Will you output the entries below exactly, skipping every image they contain?

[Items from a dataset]
★ ★ ★ ★

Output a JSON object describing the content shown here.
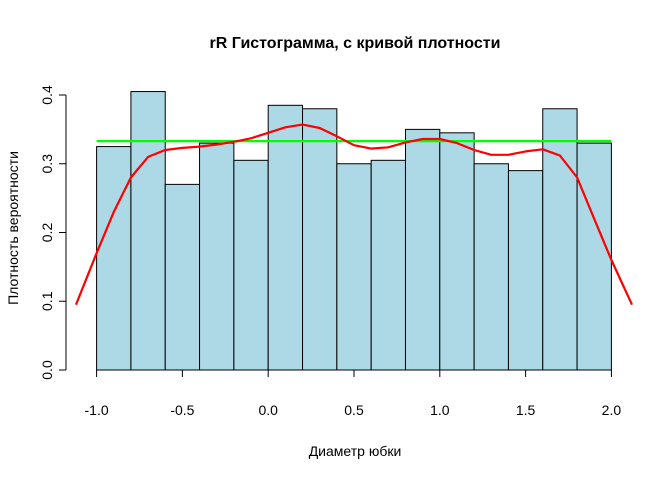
{
  "chart_data": {
    "type": "bar",
    "title": "rR Гистограмма, с кривой плотности",
    "xlabel": "Диаметр юбки",
    "ylabel": "Плотность вероятности",
    "bin_edges": [
      -1.0,
      -0.8,
      -0.6,
      -0.4,
      -0.2,
      0.0,
      0.2,
      0.4,
      0.6,
      0.8,
      1.0,
      1.2,
      1.4,
      1.6,
      1.8,
      2.0
    ],
    "values": [
      0.325,
      0.405,
      0.27,
      0.33,
      0.305,
      0.385,
      0.38,
      0.3,
      0.305,
      0.35,
      0.345,
      0.3,
      0.29,
      0.38,
      0.33
    ],
    "xlim": [
      -1.12,
      2.12
    ],
    "ylim": [
      0,
      0.4
    ],
    "x_ticks": [
      -1.0,
      -0.5,
      0.0,
      0.5,
      1.0,
      1.5,
      2.0
    ],
    "x_tick_labels": [
      "-1.0",
      "-0.5",
      "0.0",
      "0.5",
      "1.0",
      "1.5",
      "2.0"
    ],
    "y_ticks": [
      0.0,
      0.1,
      0.2,
      0.3,
      0.4
    ],
    "y_tick_labels": [
      "0.0",
      "0.1",
      "0.2",
      "0.3",
      "0.4"
    ],
    "grid": false,
    "bar_color": "#add8e6",
    "bar_edge_color": "#000000",
    "lines": [
      {
        "role": "uniform-density",
        "color": "#00ff00",
        "x": [
          -1.0,
          2.0
        ],
        "y": [
          0.333,
          0.333
        ]
      },
      {
        "role": "kernel-density",
        "color": "#ff0000",
        "x": [
          -1.12,
          -1.0,
          -0.9,
          -0.8,
          -0.7,
          -0.6,
          -0.5,
          -0.4,
          -0.3,
          -0.2,
          -0.1,
          0.0,
          0.1,
          0.2,
          0.3,
          0.4,
          0.5,
          0.6,
          0.7,
          0.8,
          0.9,
          1.0,
          1.1,
          1.2,
          1.3,
          1.4,
          1.5,
          1.6,
          1.7,
          1.8,
          1.9,
          2.0,
          2.12
        ],
        "y": [
          0.095,
          0.17,
          0.23,
          0.28,
          0.31,
          0.32,
          0.323,
          0.325,
          0.328,
          0.332,
          0.337,
          0.345,
          0.353,
          0.357,
          0.352,
          0.34,
          0.327,
          0.322,
          0.324,
          0.331,
          0.336,
          0.336,
          0.33,
          0.32,
          0.313,
          0.313,
          0.318,
          0.321,
          0.312,
          0.28,
          0.22,
          0.16,
          0.095
        ]
      }
    ]
  }
}
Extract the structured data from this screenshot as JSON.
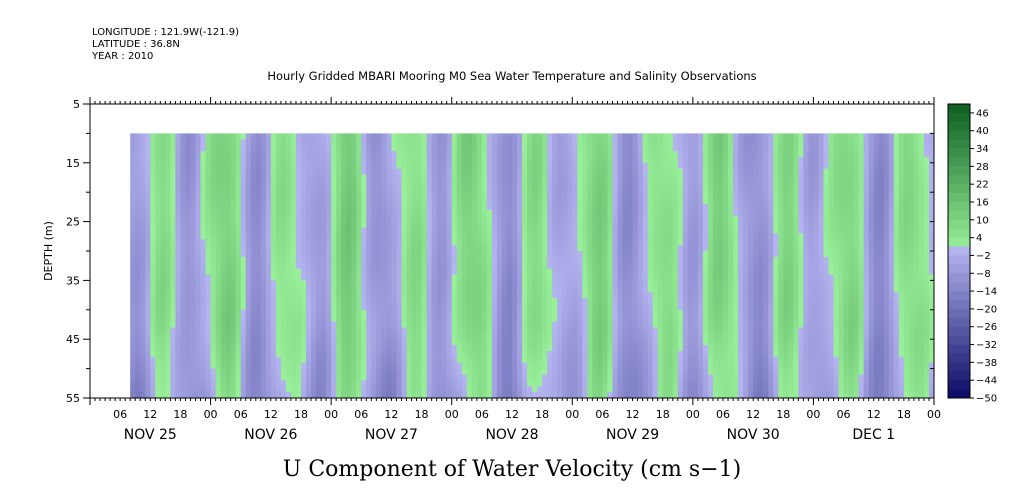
{
  "header": {
    "longitude": "LONGITUDE : 121.9W(-121.9)",
    "latitude": "LATITUDE : 36.8N",
    "year": "YEAR : 2010"
  },
  "chart_data": {
    "type": "heatmap",
    "title": "Hourly Gridded MBARI Mooring M0 Sea Water Temperature and Salinity Observations",
    "xlabel": "U Component of Water Velocity (cm s−1)",
    "ylabel": "DEPTH (m)",
    "y_range": [
      5,
      55
    ],
    "y_inverted": true,
    "y_ticks": [
      "5",
      "15",
      "25",
      "35",
      "45",
      "55"
    ],
    "data_depth_range": [
      10,
      55
    ],
    "x_range_hours": [
      0,
      168
    ],
    "data_start_hour": 8,
    "x_tick_labels": [
      "06",
      "12",
      "18",
      "00",
      "06",
      "12",
      "18",
      "00",
      "06",
      "12",
      "18",
      "00",
      "06",
      "12",
      "18",
      "00",
      "06",
      "12",
      "18",
      "00",
      "06",
      "12",
      "18",
      "00",
      "06",
      "12",
      "18",
      "00"
    ],
    "day_labels": [
      "NOV 25",
      "NOV 26",
      "NOV 27",
      "NOV 28",
      "NOV 29",
      "NOV 30",
      "DEC  1"
    ],
    "colorbar": {
      "ticks": [
        "46",
        "40",
        "34",
        "28",
        "22",
        "16",
        "10",
        "4",
        "−2",
        "−8",
        "−14",
        "−20",
        "−26",
        "−32",
        "−38",
        "−44",
        "−50"
      ],
      "min": -50,
      "max": 50,
      "step": 3
    },
    "colors": {
      "positive_low": "#9af09a",
      "positive_high": "#0a5a1e",
      "negative_low": "#b4b4f0",
      "negative_high": "#0a0a64"
    }
  }
}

★ ★ ★ ★

Written answer ▸
Output a JSON object describing the content shown here.
{
  "chart_data": {
    "type": "bar",
    "title": "rR Гистограмма, с кривой плотности",
    "xlabel": "Диаметр юбки",
    "ylabel": "Плотность вероятности",
    "bin_edges": [
      -1.0,
      -0.8,
      -0.6,
      -0.4,
      -0.2,
      0.0,
      0.2,
      0.4,
      0.6,
      0.8,
      1.0,
      1.2,
      1.4,
      1.6,
      1.8,
      2.0
    ],
    "values": [
      0.325,
      0.405,
      0.27,
      0.33,
      0.305,
      0.385,
      0.38,
      0.3,
      0.305,
      0.35,
      0.345,
      0.3,
      0.29,
      0.38,
      0.33
    ],
    "xlim": [
      -1.12,
      2.12
    ],
    "ylim": [
      0,
      0.4
    ],
    "x_ticks": [
      -1.0,
      -0.5,
      0.0,
      0.5,
      1.0,
      1.5,
      2.0
    ],
    "x_tick_labels": [
      "-1.0",
      "-0.5",
      "0.0",
      "0.5",
      "1.0",
      "1.5",
      "2.0"
    ],
    "y_ticks": [
      0.0,
      0.1,
      0.2,
      0.3,
      0.4
    ],
    "y_tick_labels": [
      "0.0",
      "0.1",
      "0.2",
      "0.3",
      "0.4"
    ],
    "grid": false,
    "bar_color": "#add8e6",
    "bar_edge_color": "#000000",
    "lines": [
      {
        "role": "uniform-density",
        "color": "#00ff00",
        "x": [
          -1.0,
          2.0
        ],
        "y": [
          0.333,
          0.333
        ]
      },
      {
        "role": "kernel-density",
        "color": "#ff0000",
        "x": [
          -1.12,
          -1.0,
          -0.9,
          -0.8,
          -0.7,
          -0.6,
          -0.5,
          -0.4,
          -0.3,
          -0.2,
          -0.1,
          0.0,
          0.1,
          0.2,
          0.3,
          0.4,
          0.5,
          0.6,
          0.7,
          0.8,
          0.9,
          1.0,
          1.1,
          1.2,
          1.3,
          1.4,
          1.5,
          1.6,
          1.7,
          1.8,
          1.9,
          2.0,
          2.12
        ],
        "y": [
          0.095,
          0.17,
          0.23,
          0.28,
          0.31,
          0.32,
          0.323,
          0.325,
          0.328,
          0.332,
          0.337,
          0.345,
          0.353,
          0.357,
          0.352,
          0.34,
          0.327,
          0.322,
          0.324,
          0.331,
          0.336,
          0.336,
          0.33,
          0.32,
          0.313,
          0.313,
          0.318,
          0.321,
          0.312,
          0.28,
          0.22,
          0.16,
          0.095
        ]
      }
    ]
  }
}
Extract the structured data from this screenshot as JSON.
{
  "header": {
    "longitude": "LONGITUDE : 121.9W(-121.9)",
    "latitude": "LATITUDE : 36.8N",
    "year": "YEAR : 2010"
  },
  "chart_data": {
    "type": "heatmap",
    "title": "Hourly Gridded MBARI Mooring M0 Sea Water Temperature and Salinity Observations",
    "xlabel": "U Component of Water Velocity (cm s−1)",
    "ylabel": "DEPTH (m)",
    "y_range": [
      5,
      55
    ],
    "y_inverted": true,
    "y_ticks": [
      "5",
      "15",
      "25",
      "35",
      "45",
      "55"
    ],
    "data_depth_range": [
      10,
      55
    ],
    "x_range_hours": [
      0,
      168
    ],
    "data_start_hour": 8,
    "x_tick_labels": [
      "06",
      "12",
      "18",
      "00",
      "06",
      "12",
      "18",
      "00",
      "06",
      "12",
      "18",
      "00",
      "06",
      "12",
      "18",
      "00",
      "06",
      "12",
      "18",
      "00",
      "06",
      "12",
      "18",
      "00",
      "06",
      "12",
      "18",
      "00"
    ],
    "day_labels": [
      "NOV 25",
      "NOV 26",
      "NOV 27",
      "NOV 28",
      "NOV 29",
      "NOV 30",
      "DEC  1"
    ],
    "colorbar": {
      "ticks": [
        "46",
        "40",
        "34",
        "28",
        "22",
        "16",
        "10",
        "4",
        "−2",
        "−8",
        "−14",
        "−20",
        "−26",
        "−32",
        "−38",
        "−44",
        "−50"
      ],
      "min": -50,
      "max": 50,
      "step": 3
    },
    "colors": {
      "positive_low": "#9af09a",
      "positive_high": "#0a5a1e",
      "negative_low": "#b4b4f0",
      "negative_high": "#0a0a64"
    }
  }
}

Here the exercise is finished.